- [TO BE DONE]:
Find the word "celles" in the listing; pull out each line holding it.
+++ EXTRACTED MATERIAL
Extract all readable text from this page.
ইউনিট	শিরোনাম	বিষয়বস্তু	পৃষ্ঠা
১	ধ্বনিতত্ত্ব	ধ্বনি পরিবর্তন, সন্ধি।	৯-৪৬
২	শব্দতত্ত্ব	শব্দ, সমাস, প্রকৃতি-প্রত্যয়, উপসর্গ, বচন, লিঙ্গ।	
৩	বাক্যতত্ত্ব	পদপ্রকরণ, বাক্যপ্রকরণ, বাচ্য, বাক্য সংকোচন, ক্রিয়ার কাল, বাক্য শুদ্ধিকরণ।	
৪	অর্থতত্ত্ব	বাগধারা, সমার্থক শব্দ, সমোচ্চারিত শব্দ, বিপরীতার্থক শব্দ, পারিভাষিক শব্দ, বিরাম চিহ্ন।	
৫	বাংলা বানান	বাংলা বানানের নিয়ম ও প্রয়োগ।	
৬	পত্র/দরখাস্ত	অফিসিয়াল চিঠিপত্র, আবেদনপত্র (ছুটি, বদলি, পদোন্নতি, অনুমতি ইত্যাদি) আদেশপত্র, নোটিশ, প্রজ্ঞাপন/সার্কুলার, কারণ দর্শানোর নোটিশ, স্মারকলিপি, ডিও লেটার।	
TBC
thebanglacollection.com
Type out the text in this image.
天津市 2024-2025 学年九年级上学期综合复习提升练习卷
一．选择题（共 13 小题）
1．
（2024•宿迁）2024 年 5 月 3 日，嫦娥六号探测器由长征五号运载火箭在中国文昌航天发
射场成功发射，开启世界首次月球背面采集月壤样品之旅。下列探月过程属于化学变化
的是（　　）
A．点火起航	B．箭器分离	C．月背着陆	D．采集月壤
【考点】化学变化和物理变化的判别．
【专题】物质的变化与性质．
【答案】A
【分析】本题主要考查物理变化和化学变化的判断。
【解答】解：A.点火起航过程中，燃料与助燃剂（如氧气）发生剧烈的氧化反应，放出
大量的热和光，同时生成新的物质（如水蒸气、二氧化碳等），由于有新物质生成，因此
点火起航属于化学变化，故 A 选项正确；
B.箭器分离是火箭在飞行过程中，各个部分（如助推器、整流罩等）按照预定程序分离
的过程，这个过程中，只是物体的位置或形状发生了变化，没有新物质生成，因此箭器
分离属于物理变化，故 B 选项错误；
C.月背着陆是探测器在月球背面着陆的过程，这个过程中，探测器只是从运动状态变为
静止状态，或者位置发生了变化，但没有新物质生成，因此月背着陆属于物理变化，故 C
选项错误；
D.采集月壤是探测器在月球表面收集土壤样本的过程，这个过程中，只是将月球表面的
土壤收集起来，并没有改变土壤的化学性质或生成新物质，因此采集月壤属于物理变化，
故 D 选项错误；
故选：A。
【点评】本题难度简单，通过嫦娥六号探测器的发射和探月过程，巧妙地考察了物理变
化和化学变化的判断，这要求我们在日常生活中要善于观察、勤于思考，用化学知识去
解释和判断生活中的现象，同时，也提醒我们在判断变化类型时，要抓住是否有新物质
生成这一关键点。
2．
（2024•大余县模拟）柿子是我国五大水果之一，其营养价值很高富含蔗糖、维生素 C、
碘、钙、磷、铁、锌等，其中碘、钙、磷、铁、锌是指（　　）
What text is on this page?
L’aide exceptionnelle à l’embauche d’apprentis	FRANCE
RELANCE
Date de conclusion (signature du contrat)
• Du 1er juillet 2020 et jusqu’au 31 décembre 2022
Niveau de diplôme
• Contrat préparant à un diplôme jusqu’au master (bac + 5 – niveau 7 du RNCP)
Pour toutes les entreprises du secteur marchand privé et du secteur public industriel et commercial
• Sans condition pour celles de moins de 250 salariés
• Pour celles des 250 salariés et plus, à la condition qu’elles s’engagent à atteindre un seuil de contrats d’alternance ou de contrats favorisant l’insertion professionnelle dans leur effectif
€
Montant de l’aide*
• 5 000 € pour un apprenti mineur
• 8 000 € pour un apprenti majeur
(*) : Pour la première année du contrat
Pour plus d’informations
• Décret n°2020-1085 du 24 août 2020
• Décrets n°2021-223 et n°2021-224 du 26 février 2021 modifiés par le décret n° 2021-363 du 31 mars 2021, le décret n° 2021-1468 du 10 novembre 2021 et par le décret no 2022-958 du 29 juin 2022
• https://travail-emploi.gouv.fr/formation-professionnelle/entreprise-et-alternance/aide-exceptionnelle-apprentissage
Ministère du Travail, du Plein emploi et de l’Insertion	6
++++++
- [FINAL RESULT]:
• Sans condition pour celles de moins de 250 salariés
• Pour celles des 250 salariés et plus, à la condition qu’elles s’engagent à atteindre un seuil de contrats d’alternance ou de contrats favorisant l’insertion professionnelle dans leur effectif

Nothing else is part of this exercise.